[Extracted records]

Begin

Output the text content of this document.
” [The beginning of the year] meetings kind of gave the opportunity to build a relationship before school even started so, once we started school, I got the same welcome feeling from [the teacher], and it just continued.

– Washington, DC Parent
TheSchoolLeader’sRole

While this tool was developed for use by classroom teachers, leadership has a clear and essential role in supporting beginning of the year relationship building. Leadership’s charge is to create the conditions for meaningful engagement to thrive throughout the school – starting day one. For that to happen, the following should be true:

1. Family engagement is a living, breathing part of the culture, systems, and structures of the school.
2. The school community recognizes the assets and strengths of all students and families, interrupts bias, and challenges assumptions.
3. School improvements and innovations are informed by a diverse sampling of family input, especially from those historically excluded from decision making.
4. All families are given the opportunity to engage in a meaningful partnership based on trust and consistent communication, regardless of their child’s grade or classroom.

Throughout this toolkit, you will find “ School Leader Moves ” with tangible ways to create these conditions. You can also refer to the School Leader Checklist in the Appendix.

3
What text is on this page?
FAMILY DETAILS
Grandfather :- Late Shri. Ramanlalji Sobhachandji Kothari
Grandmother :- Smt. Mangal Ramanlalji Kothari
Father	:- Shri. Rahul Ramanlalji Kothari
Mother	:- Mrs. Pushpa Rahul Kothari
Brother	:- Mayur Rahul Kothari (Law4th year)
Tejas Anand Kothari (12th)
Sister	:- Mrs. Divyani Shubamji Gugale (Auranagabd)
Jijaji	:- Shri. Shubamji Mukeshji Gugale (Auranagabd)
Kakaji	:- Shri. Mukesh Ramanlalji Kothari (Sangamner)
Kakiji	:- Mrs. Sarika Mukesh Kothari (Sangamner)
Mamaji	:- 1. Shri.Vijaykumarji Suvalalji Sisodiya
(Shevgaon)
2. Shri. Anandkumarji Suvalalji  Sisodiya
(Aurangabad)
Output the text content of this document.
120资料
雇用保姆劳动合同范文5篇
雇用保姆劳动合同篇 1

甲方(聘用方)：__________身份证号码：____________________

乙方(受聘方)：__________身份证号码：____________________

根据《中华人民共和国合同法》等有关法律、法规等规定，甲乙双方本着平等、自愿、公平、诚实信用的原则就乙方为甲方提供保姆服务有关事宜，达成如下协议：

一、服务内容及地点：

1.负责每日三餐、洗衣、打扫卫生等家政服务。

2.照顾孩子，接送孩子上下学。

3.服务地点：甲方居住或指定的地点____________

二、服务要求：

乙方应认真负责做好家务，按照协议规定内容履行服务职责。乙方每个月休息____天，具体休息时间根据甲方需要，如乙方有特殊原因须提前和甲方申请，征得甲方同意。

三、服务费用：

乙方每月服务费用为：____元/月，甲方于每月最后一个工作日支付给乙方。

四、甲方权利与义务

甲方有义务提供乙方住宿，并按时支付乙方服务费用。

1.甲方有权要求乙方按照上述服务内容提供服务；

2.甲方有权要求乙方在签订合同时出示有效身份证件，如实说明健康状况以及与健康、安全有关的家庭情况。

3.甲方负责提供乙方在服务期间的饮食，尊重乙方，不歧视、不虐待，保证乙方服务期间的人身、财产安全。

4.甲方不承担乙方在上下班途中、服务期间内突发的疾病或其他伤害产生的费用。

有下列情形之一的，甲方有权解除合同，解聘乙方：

End

▸ TASK REQUIREMENTS: Your task is to transcribe the listing above in full, exactly as given.

▸ RESPONSE TO THIS EXERCISE:
Output the text content of this document.
” [The beginning of the year] meetings kind of gave the opportunity to build a relationship before school even started so, once we started school, I got the same welcome feeling from [the teacher], and it just continued.

– Washington, DC Parent
TheSchoolLeader’sRole

While this tool was developed for use by classroom teachers, leadership has a clear and essential role in supporting beginning of the year relationship building. Leadership’s charge is to create the conditions for meaningful engagement to thrive throughout the school – starting day one. For that to happen, the following should be true:

1. Family engagement is a living, breathing part of the culture, systems, and structures of the school.
2. The school community recognizes the assets and strengths of all students and families, interrupts bias, and challenges assumptions.
3. School improvements and innovations are informed by a diverse sampling of family input, especially from those historically excluded from decision making.
4. All families are given the opportunity to engage in a meaningful partnership based on trust and consistent communication, regardless of their child’s grade or classroom.

Throughout this toolkit, you will find “ School Leader Moves ” with tangible ways to create these conditions. You can also refer to the School Leader Checklist in the Appendix.

3
What text is on this page?
FAMILY DETAILS
Grandfather :- Late Shri. Ramanlalji Sobhachandji Kothari
Grandmother :- Smt. Mangal Ramanlalji Kothari
Father	:- Shri. Rahul Ramanlalji Kothari
Mother	:- Mrs. Pushpa Rahul Kothari
Brother	:- Mayur Rahul Kothari (Law4th year)
Tejas Anand Kothari (12th)
Sister	:- Mrs. Divyani Shubamji Gugale (Auranagabd)
Jijaji	:- Shri. Shubamji Mukeshji Gugale (Auranagabd)
Kakaji	:- Shri. Mukesh Ramanlalji Kothari (Sangamner)
Kakiji	:- Mrs. Sarika Mukesh Kothari (Sangamner)
Mamaji	:- 1. Shri.Vijaykumarji Suvalalji Sisodiya
(Shevgaon)
2. Shri. Anandkumarji Suvalalji  Sisodiya
(Aurangabad)
Output the text content of this document.
120资料
雇用保姆劳动合同范文5篇
雇用保姆劳动合同篇 1

甲方(聘用方)：__________身份证号码：____________________

乙方(受聘方)：__________身份证号码：____________________

根据《中华人民共和国合同法》等有关法律、法规等规定，甲乙双方本着平等、自愿、公平、诚实信用的原则就乙方为甲方提供保姆服务有关事宜，达成如下协议：

一、服务内容及地点：

1.负责每日三餐、洗衣、打扫卫生等家政服务。

2.照顾孩子，接送孩子上下学。

3.服务地点：甲方居住或指定的地点____________

二、服务要求：

乙方应认真负责做好家务，按照协议规定内容履行服务职责。乙方每个月休息____天，具体休息时间根据甲方需要，如乙方有特殊原因须提前和甲方申请，征得甲方同意。

三、服务费用：

乙方每月服务费用为：____元/月，甲方于每月最后一个工作日支付给乙方。

四、甲方权利与义务

甲方有义务提供乙方住宿，并按时支付乙方服务费用。

1.甲方有权要求乙方按照上述服务内容提供服务；

2.甲方有权要求乙方在签订合同时出示有效身份证件，如实说明健康状况以及与健康、安全有关的家庭情况。

3.甲方负责提供乙方在服务期间的饮食，尊重乙方，不歧视、不虐待，保证乙方服务期间的人身、财产安全。

4.甲方不承担乙方在上下班途中、服务期间内突发的疾病或其他伤害产生的费用。

有下列情形之一的，甲方有权解除合同，解聘乙方：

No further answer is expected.